◆ **Task brief**
All of the data that follows should be retyped exactly, please, except the pictures.

[Stored records]
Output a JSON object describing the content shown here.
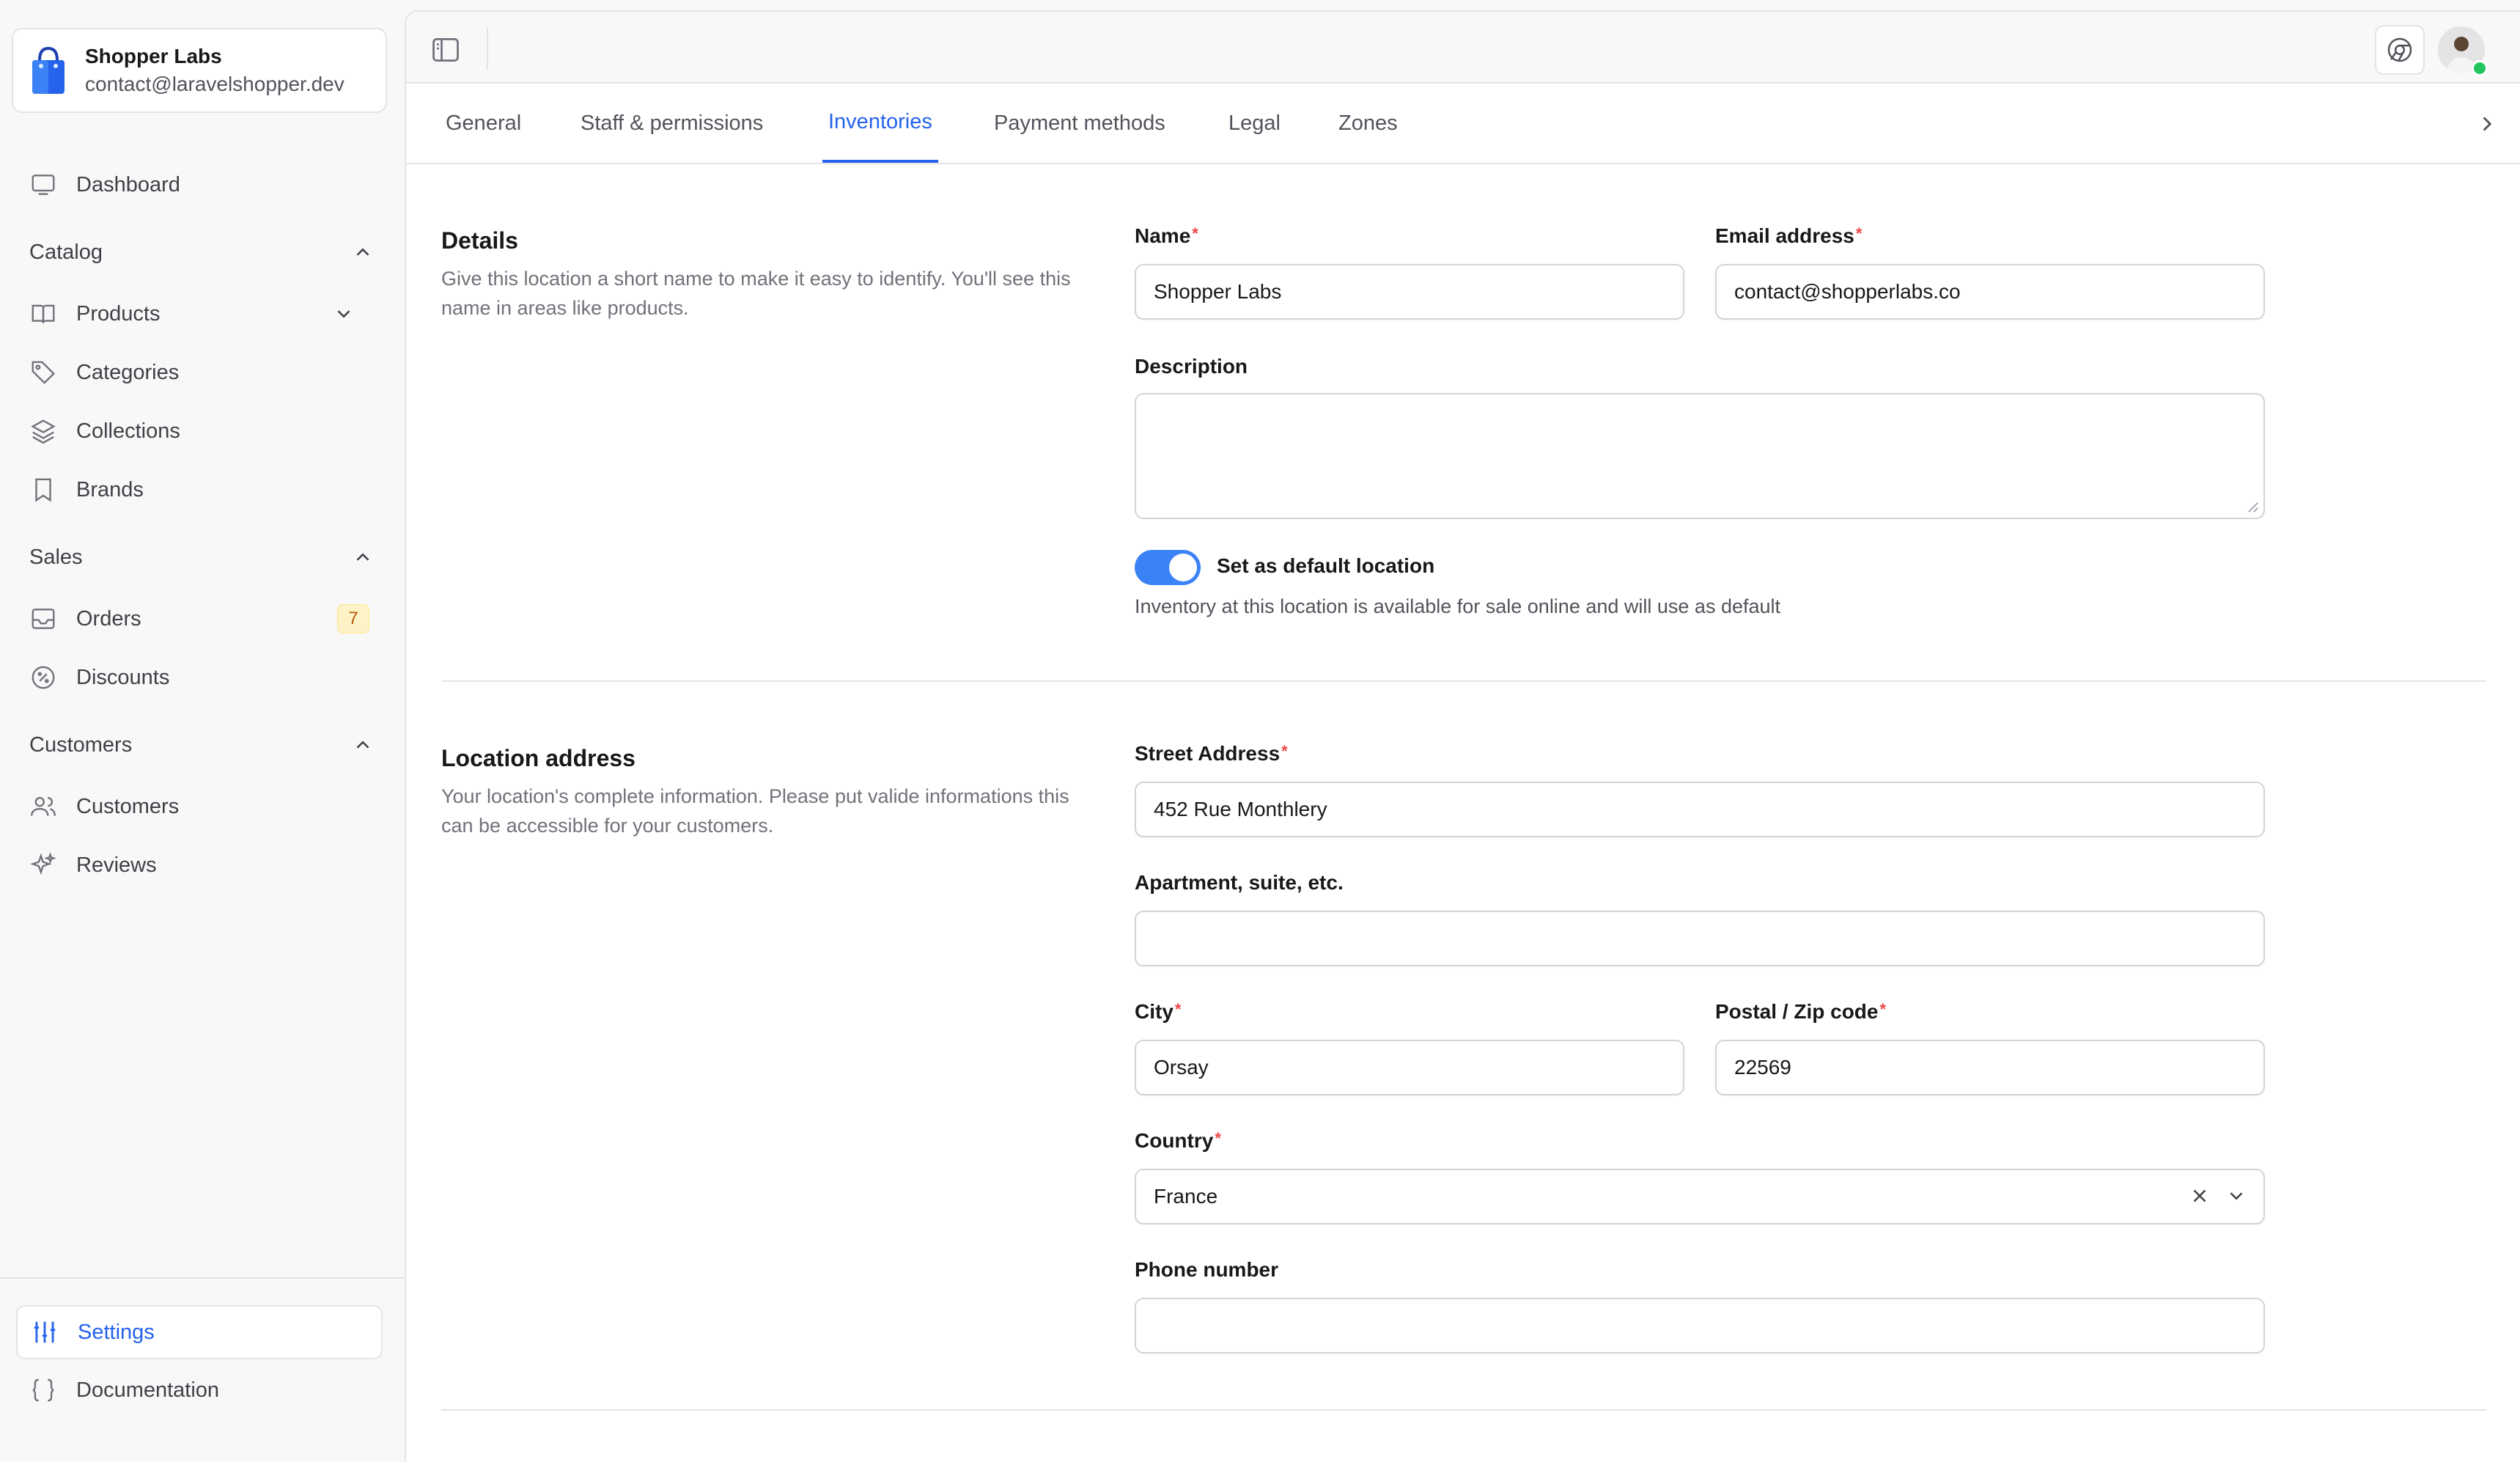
{
  "store": {
    "name": "Shopper Labs",
    "email": "contact@laravelshopper.dev"
  },
  "sidebar": {
    "dashboard": "Dashboard",
    "catalog": {
      "label": "Catalog",
      "items": [
        "Products",
        "Categories",
        "Collections",
        "Brands"
      ]
    },
    "sales": {
      "label": "Sales",
      "items": [
        "Orders",
        "Discounts"
      ],
      "orders_badge": "7"
    },
    "customers": {
      "label": "Customers",
      "items": [
        "Customers",
        "Reviews"
      ]
    },
    "settings": "Settings",
    "documentation": "Documentation"
  },
  "tabs": [
    "General",
    "Staff & permissions",
    "Inventories",
    "Payment methods",
    "Legal",
    "Zones"
  ],
  "active_tab": "Inventories",
  "details": {
    "title": "Details",
    "description": "Give this location a short name to make it easy to identify. You'll see this name in areas like products.",
    "name_label": "Name",
    "name_value": "Shopper Labs",
    "email_label": "Email address",
    "email_value": "contact@shopperlabs.co",
    "description_label": "Description",
    "description_value": "",
    "default_toggle_label": "Set as default location",
    "default_toggle_on": true,
    "default_toggle_help": "Inventory at this location is available for sale online and will use as default"
  },
  "address": {
    "title": "Location address",
    "description": "Your location's complete information. Please put valide informations this can be accessible for your customers.",
    "street_label": "Street Address",
    "street_value": "452 Rue Monthlery",
    "apartment_label": "Apartment, suite, etc.",
    "apartment_value": "",
    "city_label": "City",
    "city_value": "Orsay",
    "postal_label": "Postal / Zip code",
    "postal_value": "22569",
    "country_label": "Country",
    "country_value": "France",
    "phone_label": "Phone number",
    "phone_value": ""
  },
  "colors": {
    "accent": "#2563eb",
    "required": "#ef4444",
    "toggle_on": "#3b82f6",
    "badge_bg": "#fef3c7",
    "online": "#22c55e"
  }
}
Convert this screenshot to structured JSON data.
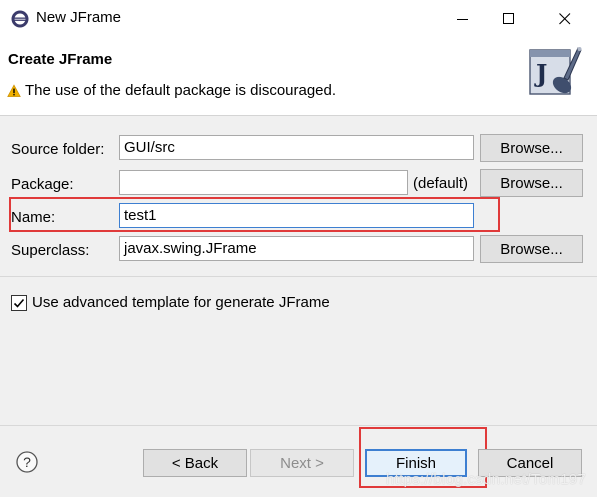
{
  "window": {
    "title": "New JFrame",
    "min_icon": "minimize-icon",
    "max_icon": "maximize-icon",
    "close_icon": "close-icon"
  },
  "banner": {
    "title": "Create JFrame",
    "message": "The use of the default package is discouraged.",
    "warning_icon": "warning-icon",
    "image_icon": "jframe-wizard-icon"
  },
  "form": {
    "source_folder": {
      "label": "Source folder:",
      "value": "GUI/src",
      "browse": "Browse..."
    },
    "package": {
      "label": "Package:",
      "value": "",
      "suffix": "(default)",
      "browse": "Browse..."
    },
    "name": {
      "label": "Name:",
      "value": "test1"
    },
    "superclass": {
      "label": "Superclass:",
      "value": "javax.swing.JFrame",
      "browse": "Browse..."
    },
    "advanced_template": {
      "label": "Use advanced template for generate JFrame",
      "checked": true
    }
  },
  "buttons": {
    "back": "< Back",
    "next": "Next >",
    "finish": "Finish",
    "cancel": "Cancel",
    "help_icon": "help-icon"
  },
  "watermark": "https://blog.csdn.net/Tom197",
  "colors": {
    "highlight_box": "#e03a3a",
    "focus_border": "#3d7fd1",
    "warning": "#f0b000"
  }
}
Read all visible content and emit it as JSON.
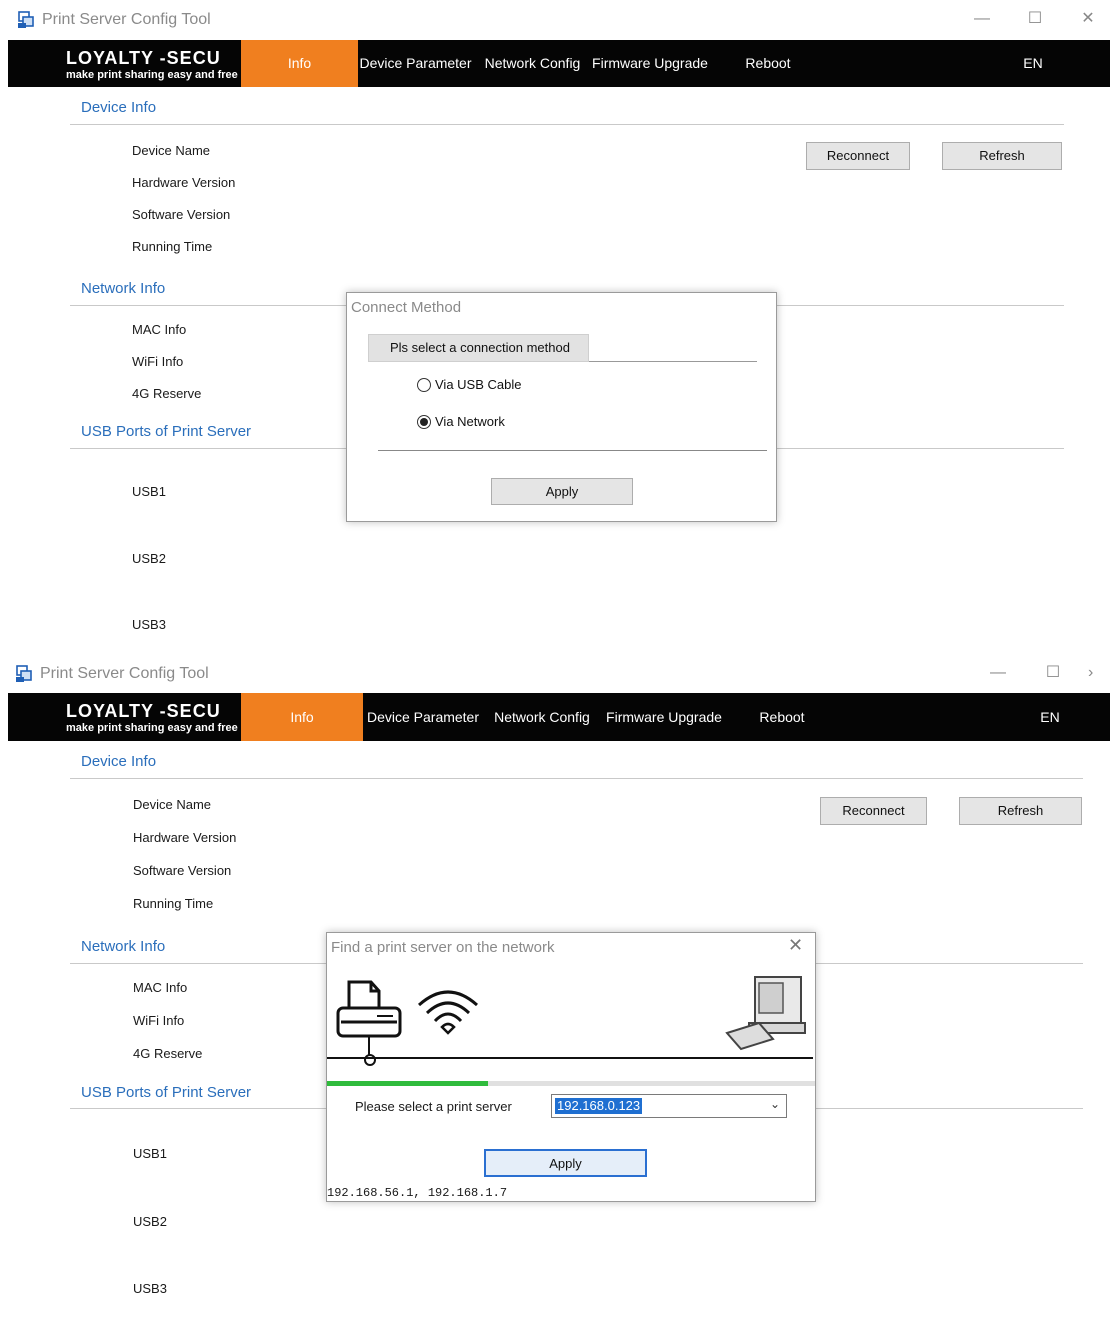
{
  "window1": {
    "title": "Print Server Config Tool",
    "brand": {
      "name": "LOYALTY -SECU",
      "tagline": "make print sharing easy and free"
    },
    "nav": [
      "Info",
      "Device Parameter",
      "Network Config",
      "Firmware Upgrade",
      "Reboot",
      "EN"
    ],
    "sections": {
      "device_info": "Device Info",
      "network_info": "Network Info",
      "usb_ports": "USB Ports of Print Server"
    },
    "device_labels": [
      "Device Name",
      "Hardware Version",
      "Software Version",
      "Running Time"
    ],
    "network_labels": [
      "MAC Info",
      "WiFi Info",
      "4G Reserve"
    ],
    "usb_labels": [
      "USB1",
      "USB2",
      "USB3"
    ],
    "buttons": {
      "reconnect": "Reconnect",
      "refresh": "Refresh"
    },
    "dialog": {
      "title": "Connect Method",
      "tab": "Pls select a connection method",
      "options": [
        "Via USB Cable",
        "Via Network"
      ],
      "selected": "Via Network",
      "apply": "Apply"
    }
  },
  "window2": {
    "title": "Print Server Config Tool",
    "brand": {
      "name": "LOYALTY -SECU",
      "tagline": "make print sharing easy and free"
    },
    "nav": [
      "Info",
      "Device Parameter",
      "Network Config",
      "Firmware Upgrade",
      "Reboot",
      "EN"
    ],
    "sections": {
      "device_info": "Device Info",
      "network_info": "Network Info",
      "usb_ports": "USB Ports of Print Server"
    },
    "device_labels": [
      "Device Name",
      "Hardware Version",
      "Software Version",
      "Running Time"
    ],
    "network_labels": [
      "MAC Info",
      "WiFi Info",
      "4G Reserve"
    ],
    "usb_labels": [
      "USB1",
      "USB2",
      "USB3"
    ],
    "buttons": {
      "reconnect": "Reconnect",
      "refresh": "Refresh"
    },
    "dialog": {
      "title": "Find a print server on the network",
      "select_label": "Please select a print server",
      "selected_server": "192.168.0.123",
      "apply": "Apply",
      "local_ips": "192.168.56.1, 192.168.1.7",
      "progress": 0.33
    }
  },
  "colors": {
    "accent": "#f07f1f",
    "link": "#2a6ebb",
    "navbar": "#050505",
    "progress": "#2fbb3c"
  },
  "icons": [
    "app-icon",
    "minimize-icon",
    "maximize-icon",
    "close-icon",
    "printer-icon",
    "wifi-icon",
    "computer-icon",
    "dialog-close-icon"
  ]
}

◆ **Final answer**
Output a JSON object describing the content shown here.
{
  "store": {
    "name": "Shopper Labs",
    "email": "contact@laravelshopper.dev"
  },
  "sidebar": {
    "dashboard": "Dashboard",
    "catalog": {
      "label": "Catalog",
      "items": [
        "Products",
        "Categories",
        "Collections",
        "Brands"
      ]
    },
    "sales": {
      "label": "Sales",
      "items": [
        "Orders",
        "Discounts"
      ],
      "orders_badge": "7"
    },
    "customers": {
      "label": "Customers",
      "items": [
        "Customers",
        "Reviews"
      ]
    },
    "settings": "Settings",
    "documentation": "Documentation"
  },
  "tabs": [
    "General",
    "Staff & permissions",
    "Inventories",
    "Payment methods",
    "Legal",
    "Zones"
  ],
  "active_tab": "Inventories",
  "details": {
    "title": "Details",
    "description": "Give this location a short name to make it easy to identify. You'll see this name in areas like products.",
    "name_label": "Name",
    "name_value": "Shopper Labs",
    "email_label": "Email address",
    "email_value": "contact@shopperlabs.co",
    "description_label": "Description",
    "description_value": "",
    "default_toggle_label": "Set as default location",
    "default_toggle_on": true,
    "default_toggle_help": "Inventory at this location is available for sale online and will use as default"
  },
  "address": {
    "title": "Location address",
    "description": "Your location's complete information. Please put valide informations this can be accessible for your customers.",
    "street_label": "Street Address",
    "street_value": "452 Rue Monthlery",
    "apartment_label": "Apartment, suite, etc.",
    "apartment_value": "",
    "city_label": "City",
    "city_value": "Orsay",
    "postal_label": "Postal / Zip code",
    "postal_value": "22569",
    "country_label": "Country",
    "country_value": "France",
    "phone_label": "Phone number",
    "phone_value": ""
  },
  "colors": {
    "accent": "#2563eb",
    "required": "#ef4444",
    "toggle_on": "#3b82f6",
    "badge_bg": "#fef3c7",
    "online": "#22c55e"
  }
}
Convert this screenshot to structured JSON data.
{
  "window": {
    "title": "New JFrame",
    "min_icon": "minimize-icon",
    "max_icon": "maximize-icon",
    "close_icon": "close-icon"
  },
  "banner": {
    "title": "Create JFrame",
    "message": "The use of the default package is discouraged.",
    "warning_icon": "warning-icon",
    "image_icon": "jframe-wizard-icon"
  },
  "form": {
    "source_folder": {
      "label": "Source folder:",
      "value": "GUI/src",
      "browse": "Browse..."
    },
    "package": {
      "label": "Package:",
      "value": "",
      "suffix": "(default)",
      "browse": "Browse..."
    },
    "name": {
      "label": "Name:",
      "value": "test1"
    },
    "superclass": {
      "label": "Superclass:",
      "value": "javax.swing.JFrame",
      "browse": "Browse..."
    },
    "advanced_template": {
      "label": "Use advanced template for generate JFrame",
      "checked": true
    }
  },
  "buttons": {
    "back": "< Back",
    "next": "Next >",
    "finish": "Finish",
    "cancel": "Cancel",
    "help_icon": "help-icon"
  },
  "watermark": "https://blog.csdn.net/Tom197",
  "colors": {
    "highlight_box": "#e03a3a",
    "focus_border": "#3d7fd1",
    "warning": "#f0b000"
  }
}
Read all visible content and emit it as JSON.
{
  "window1": {
    "title": "Print Server Config Tool",
    "brand": {
      "name": "LOYALTY -SECU",
      "tagline": "make print sharing easy and free"
    },
    "nav": [
      "Info",
      "Device Parameter",
      "Network Config",
      "Firmware Upgrade",
      "Reboot",
      "EN"
    ],
    "sections": {
      "device_info": "Device Info",
      "network_info": "Network Info",
      "usb_ports": "USB Ports of Print Server"
    },
    "device_labels": [
      "Device Name",
      "Hardware Version",
      "Software Version",
      "Running Time"
    ],
    "network_labels": [
      "MAC Info",
      "WiFi Info",
      "4G Reserve"
    ],
    "usb_labels": [
      "USB1",
      "USB2",
      "USB3"
    ],
    "buttons": {
      "reconnect": "Reconnect",
      "refresh": "Refresh"
    },
    "dialog": {
      "title": "Connect Method",
      "tab": "Pls select a connection method",
      "options": [
        "Via USB Cable",
        "Via Network"
      ],
      "selected": "Via Network",
      "apply": "Apply"
    }
  },
  "window2": {
    "title": "Print Server Config Tool",
    "brand": {
      "name": "LOYALTY -SECU",
      "tagline": "make print sharing easy and free"
    },
    "nav": [
      "Info",
      "Device Parameter",
      "Network Config",
      "Firmware Upgrade",
      "Reboot",
      "EN"
    ],
    "sections": {
      "device_info": "Device Info",
      "network_info": "Network Info",
      "usb_ports": "USB Ports of Print Server"
    },
    "device_labels": [
      "Device Name",
      "Hardware Version",
      "Software Version",
      "Running Time"
    ],
    "network_labels": [
      "MAC Info",
      "WiFi Info",
      "4G Reserve"
    ],
    "usb_labels": [
      "USB1",
      "USB2",
      "USB3"
    ],
    "buttons": {
      "reconnect": "Reconnect",
      "refresh": "Refresh"
    },
    "dialog": {
      "title": "Find a print server on the network",
      "select_label": "Please select a print server",
      "selected_server": "192.168.0.123",
      "apply": "Apply",
      "local_ips": "192.168.56.1, 192.168.1.7",
      "progress": 0.33
    }
  },
  "colors": {
    "accent": "#f07f1f",
    "link": "#2a6ebb",
    "navbar": "#050505",
    "progress": "#2fbb3c"
  },
  "icons": [
    "app-icon",
    "minimize-icon",
    "maximize-icon",
    "close-icon",
    "printer-icon",
    "wifi-icon",
    "computer-icon",
    "dialog-close-icon"
  ]
}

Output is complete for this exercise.